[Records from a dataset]
>> BEGIN

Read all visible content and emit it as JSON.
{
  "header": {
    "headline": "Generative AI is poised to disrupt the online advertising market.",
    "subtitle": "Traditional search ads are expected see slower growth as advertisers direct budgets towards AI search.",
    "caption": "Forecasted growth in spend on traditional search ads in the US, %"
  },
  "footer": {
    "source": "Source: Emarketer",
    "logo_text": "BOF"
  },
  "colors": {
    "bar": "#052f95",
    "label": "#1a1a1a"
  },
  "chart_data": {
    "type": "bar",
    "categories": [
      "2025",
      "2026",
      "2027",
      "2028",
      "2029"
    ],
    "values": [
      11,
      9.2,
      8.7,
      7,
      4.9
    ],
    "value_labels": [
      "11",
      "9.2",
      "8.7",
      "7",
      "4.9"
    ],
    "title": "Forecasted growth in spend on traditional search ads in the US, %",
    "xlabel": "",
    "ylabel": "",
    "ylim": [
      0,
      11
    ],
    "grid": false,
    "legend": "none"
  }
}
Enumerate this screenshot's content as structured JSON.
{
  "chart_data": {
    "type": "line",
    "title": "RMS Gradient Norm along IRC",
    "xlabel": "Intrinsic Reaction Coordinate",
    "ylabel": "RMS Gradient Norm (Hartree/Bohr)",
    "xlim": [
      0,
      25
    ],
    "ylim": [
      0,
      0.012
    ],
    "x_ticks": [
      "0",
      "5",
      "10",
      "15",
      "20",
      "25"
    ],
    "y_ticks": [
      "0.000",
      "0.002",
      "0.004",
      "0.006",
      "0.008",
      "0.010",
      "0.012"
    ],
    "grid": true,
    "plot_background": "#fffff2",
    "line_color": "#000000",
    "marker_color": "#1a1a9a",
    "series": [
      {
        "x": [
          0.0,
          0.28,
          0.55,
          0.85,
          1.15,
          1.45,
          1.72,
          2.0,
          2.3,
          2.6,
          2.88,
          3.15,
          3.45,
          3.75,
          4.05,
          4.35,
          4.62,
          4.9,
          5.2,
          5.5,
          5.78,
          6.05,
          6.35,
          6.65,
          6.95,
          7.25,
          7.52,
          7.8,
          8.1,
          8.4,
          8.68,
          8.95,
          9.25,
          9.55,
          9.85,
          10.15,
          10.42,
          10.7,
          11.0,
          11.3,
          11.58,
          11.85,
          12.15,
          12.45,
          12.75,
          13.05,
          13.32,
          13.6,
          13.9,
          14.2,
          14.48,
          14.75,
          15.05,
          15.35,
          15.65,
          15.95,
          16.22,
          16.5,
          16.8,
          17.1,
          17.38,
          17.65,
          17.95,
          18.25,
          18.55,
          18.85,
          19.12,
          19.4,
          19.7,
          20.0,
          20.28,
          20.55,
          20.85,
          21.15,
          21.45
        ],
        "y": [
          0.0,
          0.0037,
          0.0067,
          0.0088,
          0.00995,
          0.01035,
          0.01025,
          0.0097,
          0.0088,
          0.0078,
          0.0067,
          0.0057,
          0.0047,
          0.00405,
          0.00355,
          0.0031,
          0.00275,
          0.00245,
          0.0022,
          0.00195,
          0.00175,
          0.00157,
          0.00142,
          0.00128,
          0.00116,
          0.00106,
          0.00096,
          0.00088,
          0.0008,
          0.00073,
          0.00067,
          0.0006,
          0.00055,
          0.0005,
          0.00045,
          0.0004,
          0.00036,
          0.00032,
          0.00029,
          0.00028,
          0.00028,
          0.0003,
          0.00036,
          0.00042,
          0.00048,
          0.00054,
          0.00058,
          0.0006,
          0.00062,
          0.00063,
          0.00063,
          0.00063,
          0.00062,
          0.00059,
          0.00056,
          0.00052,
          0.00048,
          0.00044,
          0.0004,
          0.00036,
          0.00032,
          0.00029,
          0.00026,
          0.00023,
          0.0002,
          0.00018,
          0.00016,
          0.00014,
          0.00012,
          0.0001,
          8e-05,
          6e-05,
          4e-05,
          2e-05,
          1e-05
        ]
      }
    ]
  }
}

>> END

What the task requires: Write out every entry again, keeping each line exactly the same.

Reply:
Read all visible content and emit it as JSON.
{
  "header": {
    "headline": "Generative AI is poised to disrupt the online advertising market.",
    "subtitle": "Traditional search ads are expected see slower growth as advertisers direct budgets towards AI search.",
    "caption": "Forecasted growth in spend on traditional search ads in the US, %"
  },
  "footer": {
    "source": "Source: Emarketer",
    "logo_text": "BOF"
  },
  "colors": {
    "bar": "#052f95",
    "label": "#1a1a1a"
  },
  "chart_data": {
    "type": "bar",
    "categories": [
      "2025",
      "2026",
      "2027",
      "2028",
      "2029"
    ],
    "values": [
      11,
      9.2,
      8.7,
      7,
      4.9
    ],
    "value_labels": [
      "11",
      "9.2",
      "8.7",
      "7",
      "4.9"
    ],
    "title": "Forecasted growth in spend on traditional search ads in the US, %",
    "xlabel": "",
    "ylabel": "",
    "ylim": [
      0,
      11
    ],
    "grid": false,
    "legend": "none"
  }
}
Enumerate this screenshot's content as structured JSON.
{
  "chart_data": {
    "type": "line",
    "title": "RMS Gradient Norm along IRC",
    "xlabel": "Intrinsic Reaction Coordinate",
    "ylabel": "RMS Gradient Norm (Hartree/Bohr)",
    "xlim": [
      0,
      25
    ],
    "ylim": [
      0,
      0.012
    ],
    "x_ticks": [
      "0",
      "5",
      "10",
      "15",
      "20",
      "25"
    ],
    "y_ticks": [
      "0.000",
      "0.002",
      "0.004",
      "0.006",
      "0.008",
      "0.010",
      "0.012"
    ],
    "grid": true,
    "plot_background": "#fffff2",
    "line_color": "#000000",
    "marker_color": "#1a1a9a",
    "series": [
      {
        "x": [
          0.0,
          0.28,
          0.55,
          0.85,
          1.15,
          1.45,
          1.72,
          2.0,
          2.3,
          2.6,
          2.88,
          3.15,
          3.45,
          3.75,
          4.05,
          4.35,
          4.62,
          4.9,
          5.2,
          5.5,
          5.78,
          6.05,
          6.35,
          6.65,
          6.95,
          7.25,
          7.52,
          7.8,
          8.1,
          8.4,
          8.68,
          8.95,
          9.25,
          9.55,
          9.85,
          10.15,
          10.42,
          10.7,
          11.0,
          11.3,
          11.58,
          11.85,
          12.15,
          12.45,
          12.75,
          13.05,
          13.32,
          13.6,
          13.9,
          14.2,
          14.48,
          14.75,
          15.05,
          15.35,
          15.65,
          15.95,
          16.22,
          16.5,
          16.8,
          17.1,
          17.38,
          17.65,
          17.95,
          18.25,
          18.55,
          18.85,
          19.12,
          19.4,
          19.7,
          20.0,
          20.28,
          20.55,
          20.85,
          21.15,
          21.45
        ],
        "y": [
          0.0,
          0.0037,
          0.0067,
          0.0088,
          0.00995,
          0.01035,
          0.01025,
          0.0097,
          0.0088,
          0.0078,
          0.0067,
          0.0057,
          0.0047,
          0.00405,
          0.00355,
          0.0031,
          0.00275,
          0.00245,
          0.0022,
          0.00195,
          0.00175,
          0.00157,
          0.00142,
          0.00128,
          0.00116,
          0.00106,
          0.00096,
          0.00088,
          0.0008,
          0.00073,
          0.00067,
          0.0006,
          0.00055,
          0.0005,
          0.00045,
          0.0004,
          0.00036,
          0.00032,
          0.00029,
          0.00028,
          0.00028,
          0.0003,
          0.00036,
          0.00042,
          0.00048,
          0.00054,
          0.00058,
          0.0006,
          0.00062,
          0.00063,
          0.00063,
          0.00063,
          0.00062,
          0.00059,
          0.00056,
          0.00052,
          0.00048,
          0.00044,
          0.0004,
          0.00036,
          0.00032,
          0.00029,
          0.00026,
          0.00023,
          0.0002,
          0.00018,
          0.00016,
          0.00014,
          0.00012,
          0.0001,
          8e-05,
          6e-05,
          4e-05,
          2e-05,
          1e-05
        ]
      }
    ]
  }
}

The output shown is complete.